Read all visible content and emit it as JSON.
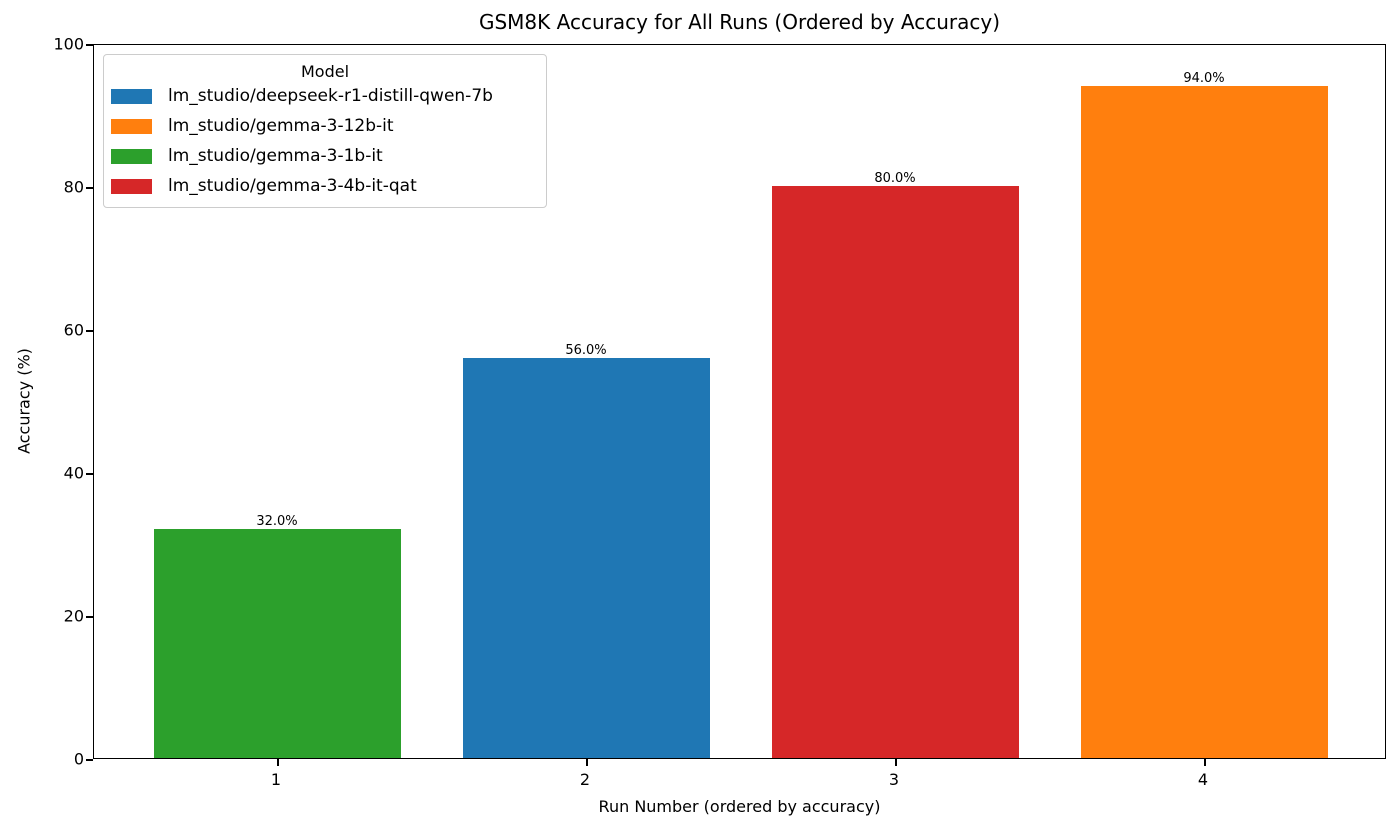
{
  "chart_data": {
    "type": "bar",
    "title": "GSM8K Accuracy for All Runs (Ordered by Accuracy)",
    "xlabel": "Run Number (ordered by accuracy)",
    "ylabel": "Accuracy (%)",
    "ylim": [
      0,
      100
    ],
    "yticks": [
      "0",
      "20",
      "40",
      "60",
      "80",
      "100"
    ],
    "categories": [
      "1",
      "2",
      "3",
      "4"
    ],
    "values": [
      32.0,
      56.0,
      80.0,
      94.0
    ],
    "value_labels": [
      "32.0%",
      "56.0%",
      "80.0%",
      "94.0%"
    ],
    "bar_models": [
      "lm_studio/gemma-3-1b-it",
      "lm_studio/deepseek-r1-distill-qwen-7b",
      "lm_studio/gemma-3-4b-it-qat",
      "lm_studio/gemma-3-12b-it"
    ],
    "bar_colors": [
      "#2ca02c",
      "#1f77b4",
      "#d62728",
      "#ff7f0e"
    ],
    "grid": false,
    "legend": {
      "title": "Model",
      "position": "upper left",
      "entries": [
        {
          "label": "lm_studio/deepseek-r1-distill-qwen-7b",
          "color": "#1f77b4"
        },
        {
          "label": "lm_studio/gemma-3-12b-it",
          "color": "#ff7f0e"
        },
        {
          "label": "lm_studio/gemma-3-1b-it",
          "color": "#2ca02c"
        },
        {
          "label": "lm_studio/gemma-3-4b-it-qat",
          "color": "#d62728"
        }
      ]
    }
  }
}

□ □ □

Given task: Look for the word "qwen" and return every line where it occurs.

Final result:
      "lm_studio/deepseek-r1-distill-qwen-7b",
          "label": "lm_studio/deepseek-r1-distill-qwen-7b",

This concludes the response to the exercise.